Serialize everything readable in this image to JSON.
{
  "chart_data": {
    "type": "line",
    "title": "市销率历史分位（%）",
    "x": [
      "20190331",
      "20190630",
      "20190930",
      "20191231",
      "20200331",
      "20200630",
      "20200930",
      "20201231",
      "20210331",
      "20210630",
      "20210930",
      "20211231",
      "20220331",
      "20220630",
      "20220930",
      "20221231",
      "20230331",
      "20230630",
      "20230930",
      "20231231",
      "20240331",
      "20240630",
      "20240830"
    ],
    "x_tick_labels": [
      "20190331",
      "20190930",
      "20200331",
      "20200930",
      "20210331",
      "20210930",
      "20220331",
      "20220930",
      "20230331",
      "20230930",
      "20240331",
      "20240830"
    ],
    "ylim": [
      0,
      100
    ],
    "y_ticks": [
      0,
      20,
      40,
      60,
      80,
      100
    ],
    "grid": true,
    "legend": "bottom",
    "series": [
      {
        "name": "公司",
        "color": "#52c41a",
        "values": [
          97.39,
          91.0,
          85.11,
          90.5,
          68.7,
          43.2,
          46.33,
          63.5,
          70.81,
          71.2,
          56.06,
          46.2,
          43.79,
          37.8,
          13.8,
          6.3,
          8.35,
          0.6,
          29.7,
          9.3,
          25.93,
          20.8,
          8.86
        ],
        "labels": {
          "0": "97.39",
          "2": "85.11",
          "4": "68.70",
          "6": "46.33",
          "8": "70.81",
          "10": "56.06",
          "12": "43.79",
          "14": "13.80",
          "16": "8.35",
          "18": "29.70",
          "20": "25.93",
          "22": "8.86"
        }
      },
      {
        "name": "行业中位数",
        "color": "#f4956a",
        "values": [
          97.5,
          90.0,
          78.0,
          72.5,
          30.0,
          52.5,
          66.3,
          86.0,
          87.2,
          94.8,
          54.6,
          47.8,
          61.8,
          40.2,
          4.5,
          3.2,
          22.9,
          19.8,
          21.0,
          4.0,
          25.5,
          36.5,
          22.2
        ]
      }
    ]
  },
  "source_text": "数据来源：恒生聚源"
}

## Your task
The listing above must be transcribed exactly, line by line.

## Full answer
Serialize everything readable in this image to JSON.
{
  "chart_data": {
    "type": "line",
    "title": "市销率历史分位（%）",
    "x": [
      "20190331",
      "20190630",
      "20190930",
      "20191231",
      "20200331",
      "20200630",
      "20200930",
      "20201231",
      "20210331",
      "20210630",
      "20210930",
      "20211231",
      "20220331",
      "20220630",
      "20220930",
      "20221231",
      "20230331",
      "20230630",
      "20230930",
      "20231231",
      "20240331",
      "20240630",
      "20240830"
    ],
    "x_tick_labels": [
      "20190331",
      "20190930",
      "20200331",
      "20200930",
      "20210331",
      "20210930",
      "20220331",
      "20220930",
      "20230331",
      "20230930",
      "20240331",
      "20240830"
    ],
    "ylim": [
      0,
      100
    ],
    "y_ticks": [
      0,
      20,
      40,
      60,
      80,
      100
    ],
    "grid": true,
    "legend": "bottom",
    "series": [
      {
        "name": "公司",
        "color": "#52c41a",
        "values": [
          97.39,
          91.0,
          85.11,
          90.5,
          68.7,
          43.2,
          46.33,
          63.5,
          70.81,
          71.2,
          56.06,
          46.2,
          43.79,
          37.8,
          13.8,
          6.3,
          8.35,
          0.6,
          29.7,
          9.3,
          25.93,
          20.8,
          8.86
        ],
        "labels": {
          "0": "97.39",
          "2": "85.11",
          "4": "68.70",
          "6": "46.33",
          "8": "70.81",
          "10": "56.06",
          "12": "43.79",
          "14": "13.80",
          "16": "8.35",
          "18": "29.70",
          "20": "25.93",
          "22": "8.86"
        }
      },
      {
        "name": "行业中位数",
        "color": "#f4956a",
        "values": [
          97.5,
          90.0,
          78.0,
          72.5,
          30.0,
          52.5,
          66.3,
          86.0,
          87.2,
          94.8,
          54.6,
          47.8,
          61.8,
          40.2,
          4.5,
          3.2,
          22.9,
          19.8,
          21.0,
          4.0,
          25.5,
          36.5,
          22.2
        ]
      }
    ]
  },
  "source_text": "数据来源：恒生聚源"
}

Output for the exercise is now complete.